• **Do this**: Restate the entries below word for word, omitting nothing.

• **Material to process**:

· · · · ·

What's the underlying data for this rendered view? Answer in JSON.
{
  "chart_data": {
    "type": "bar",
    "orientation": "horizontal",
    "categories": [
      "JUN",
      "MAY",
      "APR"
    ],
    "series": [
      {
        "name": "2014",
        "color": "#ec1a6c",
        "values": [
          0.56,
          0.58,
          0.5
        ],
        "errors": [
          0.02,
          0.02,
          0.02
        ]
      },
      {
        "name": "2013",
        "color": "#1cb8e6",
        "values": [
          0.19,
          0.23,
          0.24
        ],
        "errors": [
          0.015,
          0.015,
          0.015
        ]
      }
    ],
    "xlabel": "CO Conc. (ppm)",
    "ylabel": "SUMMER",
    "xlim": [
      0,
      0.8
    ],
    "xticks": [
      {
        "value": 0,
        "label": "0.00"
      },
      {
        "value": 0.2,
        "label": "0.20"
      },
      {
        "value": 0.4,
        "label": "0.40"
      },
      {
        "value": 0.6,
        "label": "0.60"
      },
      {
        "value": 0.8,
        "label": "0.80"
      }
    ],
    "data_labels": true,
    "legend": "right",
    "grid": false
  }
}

· · · · ·

• **Finished exercise**:
What's the underlying data for this rendered view? Answer in JSON.
{
  "chart_data": {
    "type": "bar",
    "orientation": "horizontal",
    "categories": [
      "JUN",
      "MAY",
      "APR"
    ],
    "series": [
      {
        "name": "2014",
        "color": "#ec1a6c",
        "values": [
          0.56,
          0.58,
          0.5
        ],
        "errors": [
          0.02,
          0.02,
          0.02
        ]
      },
      {
        "name": "2013",
        "color": "#1cb8e6",
        "values": [
          0.19,
          0.23,
          0.24
        ],
        "errors": [
          0.015,
          0.015,
          0.015
        ]
      }
    ],
    "xlabel": "CO Conc. (ppm)",
    "ylabel": "SUMMER",
    "xlim": [
      0,
      0.8
    ],
    "xticks": [
      {
        "value": 0,
        "label": "0.00"
      },
      {
        "value": 0.2,
        "label": "0.20"
      },
      {
        "value": 0.4,
        "label": "0.40"
      },
      {
        "value": 0.6,
        "label": "0.60"
      },
      {
        "value": 0.8,
        "label": "0.80"
      }
    ],
    "data_labels": true,
    "legend": "right",
    "grid": false
  }
}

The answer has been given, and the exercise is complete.